TASK OBJECTIVE » Copy out each line that includes the word "facilitate".

SUPPLIED INFORMATION »
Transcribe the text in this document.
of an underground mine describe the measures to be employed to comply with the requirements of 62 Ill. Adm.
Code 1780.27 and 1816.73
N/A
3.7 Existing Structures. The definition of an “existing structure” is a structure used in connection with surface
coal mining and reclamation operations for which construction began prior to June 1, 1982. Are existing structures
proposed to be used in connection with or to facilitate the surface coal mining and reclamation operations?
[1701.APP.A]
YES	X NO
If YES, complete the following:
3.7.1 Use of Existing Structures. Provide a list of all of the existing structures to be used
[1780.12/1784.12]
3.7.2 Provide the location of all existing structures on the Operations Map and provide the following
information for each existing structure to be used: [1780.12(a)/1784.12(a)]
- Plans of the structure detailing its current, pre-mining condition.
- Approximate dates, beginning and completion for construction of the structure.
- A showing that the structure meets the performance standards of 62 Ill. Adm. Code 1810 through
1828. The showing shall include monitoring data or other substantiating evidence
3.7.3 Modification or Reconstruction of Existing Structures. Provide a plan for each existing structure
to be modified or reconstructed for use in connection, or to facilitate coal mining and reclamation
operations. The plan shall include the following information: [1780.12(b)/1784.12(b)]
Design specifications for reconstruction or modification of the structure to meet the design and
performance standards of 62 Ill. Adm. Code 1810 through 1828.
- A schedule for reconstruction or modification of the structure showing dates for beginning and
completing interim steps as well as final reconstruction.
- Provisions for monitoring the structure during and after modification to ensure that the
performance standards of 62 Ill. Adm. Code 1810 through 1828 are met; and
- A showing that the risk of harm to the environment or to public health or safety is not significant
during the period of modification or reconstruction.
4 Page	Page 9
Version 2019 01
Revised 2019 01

COMPLETED EXERCISE »
proposed to be used in connection with or to facilitate the surface coal mining and reclamation operations?
to be modified or reconstructed for use in connection, or to facilitate coal mining and reclamation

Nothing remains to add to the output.